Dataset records

begin

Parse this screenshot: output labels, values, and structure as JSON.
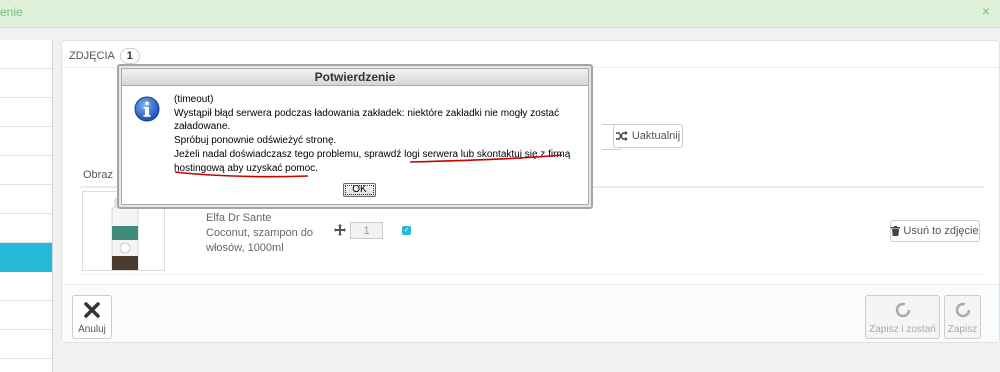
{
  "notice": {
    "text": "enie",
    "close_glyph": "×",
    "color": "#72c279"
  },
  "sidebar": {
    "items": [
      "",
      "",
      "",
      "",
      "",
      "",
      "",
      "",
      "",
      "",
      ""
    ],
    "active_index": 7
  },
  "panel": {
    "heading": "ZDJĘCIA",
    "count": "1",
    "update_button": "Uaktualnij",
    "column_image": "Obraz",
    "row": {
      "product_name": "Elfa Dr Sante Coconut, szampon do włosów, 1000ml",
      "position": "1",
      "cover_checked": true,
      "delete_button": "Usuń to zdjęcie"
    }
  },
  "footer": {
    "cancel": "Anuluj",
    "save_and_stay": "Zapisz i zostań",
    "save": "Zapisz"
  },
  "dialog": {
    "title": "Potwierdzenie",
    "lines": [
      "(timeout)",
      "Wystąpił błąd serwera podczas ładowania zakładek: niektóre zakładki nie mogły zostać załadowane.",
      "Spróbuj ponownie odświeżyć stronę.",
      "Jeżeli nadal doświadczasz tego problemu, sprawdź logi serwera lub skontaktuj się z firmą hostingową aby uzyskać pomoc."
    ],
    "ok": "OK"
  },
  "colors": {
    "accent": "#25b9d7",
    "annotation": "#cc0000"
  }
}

end
begin

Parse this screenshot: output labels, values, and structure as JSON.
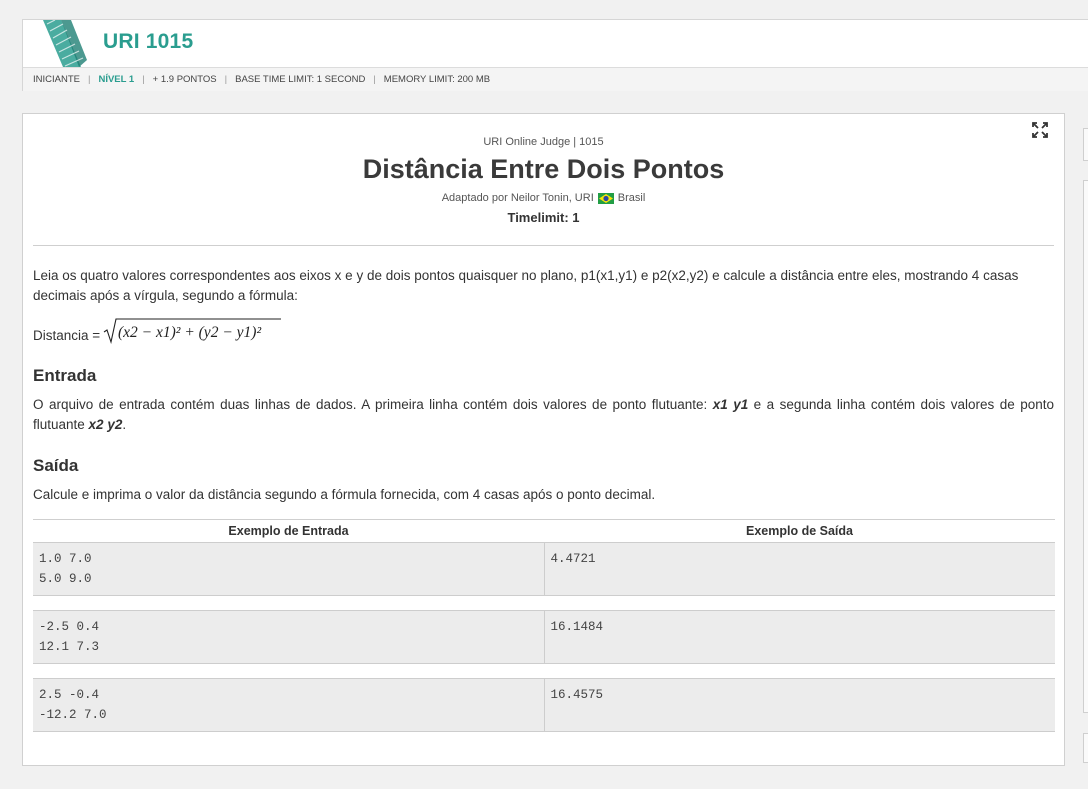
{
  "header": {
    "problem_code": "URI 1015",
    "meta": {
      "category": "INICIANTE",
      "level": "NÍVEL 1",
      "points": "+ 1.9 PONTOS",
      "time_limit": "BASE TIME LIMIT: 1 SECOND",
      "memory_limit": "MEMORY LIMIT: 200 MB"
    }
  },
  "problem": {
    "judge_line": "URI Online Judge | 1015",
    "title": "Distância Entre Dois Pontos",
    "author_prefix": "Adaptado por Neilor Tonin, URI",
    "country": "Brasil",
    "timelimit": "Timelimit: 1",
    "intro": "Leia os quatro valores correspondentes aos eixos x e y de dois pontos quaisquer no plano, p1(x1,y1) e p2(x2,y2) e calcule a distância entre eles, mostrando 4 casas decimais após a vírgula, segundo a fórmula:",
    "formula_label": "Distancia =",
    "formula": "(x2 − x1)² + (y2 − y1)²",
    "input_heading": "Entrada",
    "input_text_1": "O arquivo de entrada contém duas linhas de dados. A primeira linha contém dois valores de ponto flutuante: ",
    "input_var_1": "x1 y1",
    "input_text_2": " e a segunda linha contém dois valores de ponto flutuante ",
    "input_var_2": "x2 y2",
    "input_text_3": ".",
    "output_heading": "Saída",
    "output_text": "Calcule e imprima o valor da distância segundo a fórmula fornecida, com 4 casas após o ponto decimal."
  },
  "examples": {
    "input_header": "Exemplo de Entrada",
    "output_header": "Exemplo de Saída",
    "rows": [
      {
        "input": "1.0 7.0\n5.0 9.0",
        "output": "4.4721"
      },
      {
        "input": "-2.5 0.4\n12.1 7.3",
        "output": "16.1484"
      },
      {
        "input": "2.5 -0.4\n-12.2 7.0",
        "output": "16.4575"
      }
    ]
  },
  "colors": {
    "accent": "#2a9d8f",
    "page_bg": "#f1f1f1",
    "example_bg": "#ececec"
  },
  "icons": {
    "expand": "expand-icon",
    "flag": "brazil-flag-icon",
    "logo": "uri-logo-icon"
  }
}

end

Written task:
Locate the word "title" in the entries, and copy every line where it is found.

Response to this task:
    "title": "Potwierdzenie",
    "title": "Distância Entre Dois Pontos",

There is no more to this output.